§ ACTIVITY LIST
1. List every line in the protein folding discussion that begins with a ">" quotation mark, giving each one's wording without the mark.
2. Carry on the protein folding discussion from its last sentence onward.

§ TEXT PROVIDED
────

A proper protein structural model is an all-atom representation of the macromolecule at its global minimum energy conformation, and the expected end result of the folding process; both are equivalent and thus equally canonical. The “fast” part, i.e., the decrease in computational time comes mostly from the heuristics used for conformational space exploration. Structure prediction skips most of the folding pathway/energy funnel, but ends up at the same point as a completed folding simulation.

> At that point, an actual solution for protein folding that doesn't require a supercomputer would make a difference.

Or more representative sequences and enough variants by additional metagenomic surveys, for example. Of course, this might not be easily achievable.




> ends up at the same point as a completed folding simulation.

Well, that's the hope, at least.

> Or more representative sequences and enough variants by additional metagenomic surveys, for example. Of course, this might not be easily achievable.

For sure, but for ostensibly profit-generating enterprises, it's pretty much out of the picture.

I think the reason an actual computational solution for folding is interesting is that the existing set of experimentally verified protein structures are for proteins we could isolate and crystalize (which is also the training set for AlphaFold, so that's pretty much the area its predictions are strongest, and even within that, it's only catching certain conformations of the proteins) - even if you can get a large set of metagenomic surveys and a large sample of protein sequences, the limitations on the methods for experimentally verifying the protein structure means we're restricted to a certain section of the protein landscape. A general purpose computationally tractable method for simulating protein folding under various conditions could be a solution for those cases where we can't actually physically "observe" the structure directly.

────

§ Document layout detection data
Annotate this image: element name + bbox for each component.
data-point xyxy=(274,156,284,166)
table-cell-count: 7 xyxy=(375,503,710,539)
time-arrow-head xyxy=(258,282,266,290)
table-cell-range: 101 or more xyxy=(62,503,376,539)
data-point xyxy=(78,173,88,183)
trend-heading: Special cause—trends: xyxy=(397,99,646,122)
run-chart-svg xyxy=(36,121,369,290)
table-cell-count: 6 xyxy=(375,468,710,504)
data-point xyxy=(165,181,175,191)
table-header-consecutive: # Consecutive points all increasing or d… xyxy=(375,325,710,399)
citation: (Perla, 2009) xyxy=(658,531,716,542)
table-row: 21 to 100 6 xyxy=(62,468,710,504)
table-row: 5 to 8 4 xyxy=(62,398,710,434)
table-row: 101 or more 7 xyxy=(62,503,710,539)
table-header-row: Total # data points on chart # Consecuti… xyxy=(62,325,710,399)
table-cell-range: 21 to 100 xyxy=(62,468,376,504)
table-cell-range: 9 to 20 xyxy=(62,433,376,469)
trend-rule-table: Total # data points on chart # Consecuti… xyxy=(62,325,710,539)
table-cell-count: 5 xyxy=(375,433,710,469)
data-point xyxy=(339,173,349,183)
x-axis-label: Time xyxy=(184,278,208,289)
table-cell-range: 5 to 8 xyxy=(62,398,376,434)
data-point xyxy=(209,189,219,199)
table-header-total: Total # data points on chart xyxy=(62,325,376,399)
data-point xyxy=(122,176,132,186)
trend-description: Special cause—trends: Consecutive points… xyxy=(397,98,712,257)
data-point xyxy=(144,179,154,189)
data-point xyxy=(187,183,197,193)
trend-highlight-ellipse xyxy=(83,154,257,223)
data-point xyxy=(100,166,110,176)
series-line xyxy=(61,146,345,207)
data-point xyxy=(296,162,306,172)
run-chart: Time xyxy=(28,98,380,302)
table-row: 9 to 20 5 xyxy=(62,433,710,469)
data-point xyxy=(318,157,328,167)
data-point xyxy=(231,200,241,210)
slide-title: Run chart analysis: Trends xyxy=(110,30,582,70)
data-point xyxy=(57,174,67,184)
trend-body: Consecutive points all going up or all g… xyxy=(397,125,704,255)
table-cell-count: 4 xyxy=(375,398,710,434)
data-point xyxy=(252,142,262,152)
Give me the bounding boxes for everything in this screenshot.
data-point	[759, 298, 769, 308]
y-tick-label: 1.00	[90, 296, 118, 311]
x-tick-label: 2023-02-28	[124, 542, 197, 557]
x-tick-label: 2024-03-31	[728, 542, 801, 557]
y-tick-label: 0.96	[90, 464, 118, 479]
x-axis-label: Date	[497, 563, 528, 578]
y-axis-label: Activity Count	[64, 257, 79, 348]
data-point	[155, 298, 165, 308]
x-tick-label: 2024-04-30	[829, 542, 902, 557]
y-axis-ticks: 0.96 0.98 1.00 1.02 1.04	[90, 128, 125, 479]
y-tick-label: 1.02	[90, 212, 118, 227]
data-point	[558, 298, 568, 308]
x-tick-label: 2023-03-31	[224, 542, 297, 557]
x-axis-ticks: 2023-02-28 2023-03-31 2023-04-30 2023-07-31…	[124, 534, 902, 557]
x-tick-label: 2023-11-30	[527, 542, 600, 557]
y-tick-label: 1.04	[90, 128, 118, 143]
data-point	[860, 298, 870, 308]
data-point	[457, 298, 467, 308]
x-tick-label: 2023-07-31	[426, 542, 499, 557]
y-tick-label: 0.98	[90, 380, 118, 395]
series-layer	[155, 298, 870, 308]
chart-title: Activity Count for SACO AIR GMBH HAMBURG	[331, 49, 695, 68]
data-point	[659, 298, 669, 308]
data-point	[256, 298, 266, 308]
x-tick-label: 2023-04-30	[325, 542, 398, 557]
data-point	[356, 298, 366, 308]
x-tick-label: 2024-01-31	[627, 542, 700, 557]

────

§ ANSWER SECTION
1.
- At that point, an actual solution for protein folding that doesn't require a supercomputer would make a difference.
- ends up at the same point as a completed folding simulation.
- Or more representative sequences and enough variants by additional metagenomic surveys, for example. Of course, this might not be easily achievable.

2.
Most proteins don't fold to their global energy minimum- they fold to a collection of kinetically accessible states. Many proteins fail to reach the global minimum because of intermediate barriers from states that are easily reached from the unfolded state.

Attempting to predict structures using mechanism that simulate the physical folding process waste immense amount of energy and time sampling very uninteresting areas of space.

You don't want to use a supercomputer to simulate folding; it can be done with a large collection of embarassingly parallel machines much more cheaply and effectively. I proposed a number of approaches on supercomputers and was repeatedly told no because the codes didn't scale to the full supercomputer, and supercomputers are designed and built for codes that scale really well on non-embarassingly parallel problems. This is the reason I left academia for google- to use their idle cycles to simulate folding (and do protein design, which also works best using embarassingly parallel processing).

As far as I can tell, only extremely small and simple proteins (like ribonuclease) fold to somewhere close to their global energy minimum.


Except, you know, if you're trying to understand the physical folding process... There are lots of enhanced sampling methods out there that get at the physical folding process without running just vanilla molecular dynamics trajectories.